# REQUEST
Where a line contains the word "mulți", copy that line.

(Records from a data collection)
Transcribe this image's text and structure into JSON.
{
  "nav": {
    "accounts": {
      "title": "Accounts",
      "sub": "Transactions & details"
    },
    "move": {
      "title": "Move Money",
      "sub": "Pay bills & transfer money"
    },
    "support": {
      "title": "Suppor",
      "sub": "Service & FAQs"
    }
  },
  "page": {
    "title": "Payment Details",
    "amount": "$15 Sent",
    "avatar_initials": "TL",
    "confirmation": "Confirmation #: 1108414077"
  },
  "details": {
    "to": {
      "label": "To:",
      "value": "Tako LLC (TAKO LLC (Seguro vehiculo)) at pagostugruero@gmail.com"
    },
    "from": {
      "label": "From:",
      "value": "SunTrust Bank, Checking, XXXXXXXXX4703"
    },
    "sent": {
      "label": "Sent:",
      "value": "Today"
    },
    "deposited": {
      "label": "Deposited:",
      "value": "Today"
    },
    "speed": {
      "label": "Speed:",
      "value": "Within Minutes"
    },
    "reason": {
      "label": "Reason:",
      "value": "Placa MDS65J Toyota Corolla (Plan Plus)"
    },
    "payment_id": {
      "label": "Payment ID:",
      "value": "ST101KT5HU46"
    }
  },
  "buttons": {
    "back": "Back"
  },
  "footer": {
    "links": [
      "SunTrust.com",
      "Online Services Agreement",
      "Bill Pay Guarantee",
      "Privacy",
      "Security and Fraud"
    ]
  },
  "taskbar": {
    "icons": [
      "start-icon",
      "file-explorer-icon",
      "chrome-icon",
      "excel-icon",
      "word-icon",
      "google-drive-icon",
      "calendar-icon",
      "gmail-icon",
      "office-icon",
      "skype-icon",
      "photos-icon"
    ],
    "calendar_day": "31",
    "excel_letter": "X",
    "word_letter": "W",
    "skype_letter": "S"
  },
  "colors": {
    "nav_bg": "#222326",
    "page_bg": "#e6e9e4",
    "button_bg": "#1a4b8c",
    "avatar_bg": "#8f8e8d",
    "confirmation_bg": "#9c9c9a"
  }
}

--

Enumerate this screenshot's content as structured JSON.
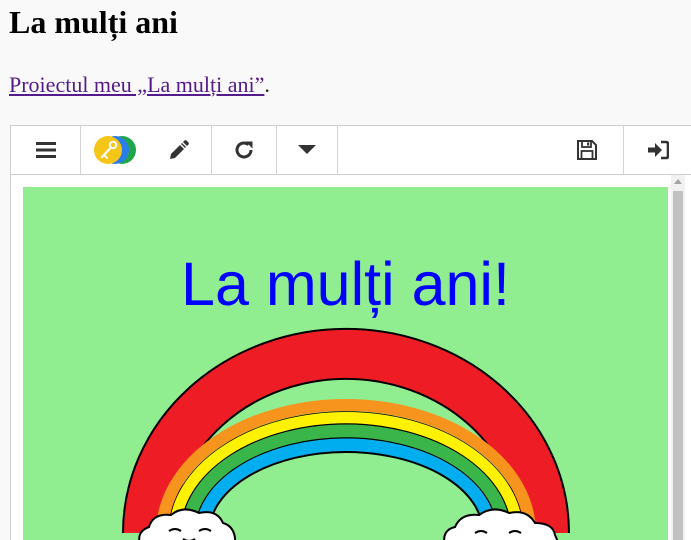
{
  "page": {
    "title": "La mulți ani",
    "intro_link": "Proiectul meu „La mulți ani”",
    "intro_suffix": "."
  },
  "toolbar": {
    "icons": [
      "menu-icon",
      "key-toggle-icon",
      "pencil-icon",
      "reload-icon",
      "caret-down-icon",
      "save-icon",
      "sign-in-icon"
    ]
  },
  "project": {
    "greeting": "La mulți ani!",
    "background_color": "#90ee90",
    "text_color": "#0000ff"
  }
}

---

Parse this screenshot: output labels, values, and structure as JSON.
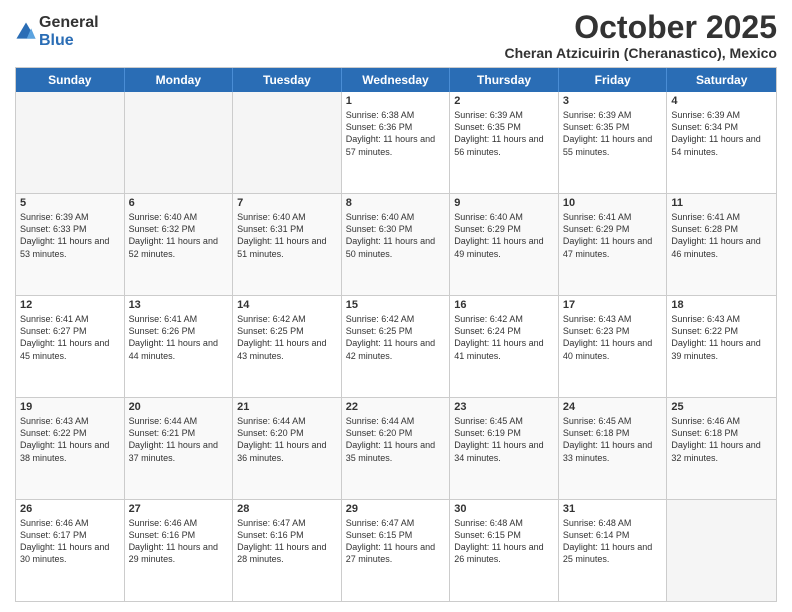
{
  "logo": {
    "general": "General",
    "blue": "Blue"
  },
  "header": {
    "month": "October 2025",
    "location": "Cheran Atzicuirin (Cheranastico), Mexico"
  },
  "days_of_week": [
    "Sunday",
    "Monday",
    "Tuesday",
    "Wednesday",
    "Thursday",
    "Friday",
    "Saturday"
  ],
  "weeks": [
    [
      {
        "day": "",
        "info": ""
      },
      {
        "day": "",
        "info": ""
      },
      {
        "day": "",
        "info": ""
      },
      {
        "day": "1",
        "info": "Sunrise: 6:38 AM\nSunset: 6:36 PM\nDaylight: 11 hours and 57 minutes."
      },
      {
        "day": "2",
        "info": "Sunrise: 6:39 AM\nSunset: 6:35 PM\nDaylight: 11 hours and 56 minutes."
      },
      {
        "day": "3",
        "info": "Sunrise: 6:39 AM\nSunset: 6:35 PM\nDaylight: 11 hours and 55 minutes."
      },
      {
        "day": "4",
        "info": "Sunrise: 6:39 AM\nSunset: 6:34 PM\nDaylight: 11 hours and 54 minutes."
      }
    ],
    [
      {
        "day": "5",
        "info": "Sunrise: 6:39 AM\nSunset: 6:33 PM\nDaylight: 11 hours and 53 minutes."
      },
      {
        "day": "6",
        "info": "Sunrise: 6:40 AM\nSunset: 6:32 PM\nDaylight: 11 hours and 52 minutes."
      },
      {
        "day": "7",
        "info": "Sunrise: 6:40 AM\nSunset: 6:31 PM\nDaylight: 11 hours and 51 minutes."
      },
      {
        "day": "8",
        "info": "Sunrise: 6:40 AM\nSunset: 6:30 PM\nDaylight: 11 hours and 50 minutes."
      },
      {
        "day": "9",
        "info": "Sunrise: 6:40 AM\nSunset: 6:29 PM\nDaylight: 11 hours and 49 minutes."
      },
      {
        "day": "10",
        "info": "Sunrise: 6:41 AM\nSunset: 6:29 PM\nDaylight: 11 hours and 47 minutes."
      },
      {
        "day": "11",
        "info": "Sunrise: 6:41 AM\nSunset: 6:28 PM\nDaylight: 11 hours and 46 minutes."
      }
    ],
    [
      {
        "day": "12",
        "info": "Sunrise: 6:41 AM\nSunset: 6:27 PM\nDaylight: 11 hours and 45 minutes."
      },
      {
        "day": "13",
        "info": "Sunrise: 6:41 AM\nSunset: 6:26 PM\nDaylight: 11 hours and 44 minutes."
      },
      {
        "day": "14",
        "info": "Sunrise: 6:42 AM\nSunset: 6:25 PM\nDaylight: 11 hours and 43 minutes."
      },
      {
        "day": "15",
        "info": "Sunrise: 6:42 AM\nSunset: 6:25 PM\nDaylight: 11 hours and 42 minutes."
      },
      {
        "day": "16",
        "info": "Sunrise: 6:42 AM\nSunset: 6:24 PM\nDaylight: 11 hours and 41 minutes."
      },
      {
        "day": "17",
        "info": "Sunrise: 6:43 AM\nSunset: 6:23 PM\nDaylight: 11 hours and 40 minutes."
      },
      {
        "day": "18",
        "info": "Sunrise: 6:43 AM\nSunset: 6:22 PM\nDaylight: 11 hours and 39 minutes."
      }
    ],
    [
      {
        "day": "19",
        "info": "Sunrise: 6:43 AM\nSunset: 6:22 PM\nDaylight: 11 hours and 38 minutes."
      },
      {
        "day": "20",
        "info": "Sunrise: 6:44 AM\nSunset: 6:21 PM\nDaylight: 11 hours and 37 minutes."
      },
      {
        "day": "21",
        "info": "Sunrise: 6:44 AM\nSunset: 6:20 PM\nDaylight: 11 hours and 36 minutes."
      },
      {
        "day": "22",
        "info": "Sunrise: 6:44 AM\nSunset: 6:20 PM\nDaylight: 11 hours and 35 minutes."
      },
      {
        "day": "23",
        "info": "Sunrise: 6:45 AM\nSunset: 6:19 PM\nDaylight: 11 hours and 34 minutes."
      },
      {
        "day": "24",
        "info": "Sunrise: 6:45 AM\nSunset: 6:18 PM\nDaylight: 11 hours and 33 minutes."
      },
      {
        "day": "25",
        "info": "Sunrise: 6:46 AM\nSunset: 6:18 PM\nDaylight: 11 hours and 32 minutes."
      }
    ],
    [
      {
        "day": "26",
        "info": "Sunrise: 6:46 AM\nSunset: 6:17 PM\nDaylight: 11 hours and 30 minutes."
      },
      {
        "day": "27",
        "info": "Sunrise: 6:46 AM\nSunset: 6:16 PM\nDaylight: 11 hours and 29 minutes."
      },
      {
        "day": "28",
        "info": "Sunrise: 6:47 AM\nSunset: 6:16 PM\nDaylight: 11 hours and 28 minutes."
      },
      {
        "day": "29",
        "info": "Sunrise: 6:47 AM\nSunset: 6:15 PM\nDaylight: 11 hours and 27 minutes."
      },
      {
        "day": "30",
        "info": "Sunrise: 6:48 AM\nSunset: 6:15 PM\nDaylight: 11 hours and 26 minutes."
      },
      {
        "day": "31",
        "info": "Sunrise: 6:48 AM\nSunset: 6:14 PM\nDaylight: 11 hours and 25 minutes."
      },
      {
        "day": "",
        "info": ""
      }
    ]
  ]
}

# COMPLETED EXERCISE
    "title": "La mulți ani",
    "intro_link": "Proiectul meu „La mulți ani”",
    "greeting": "La mulți ani!",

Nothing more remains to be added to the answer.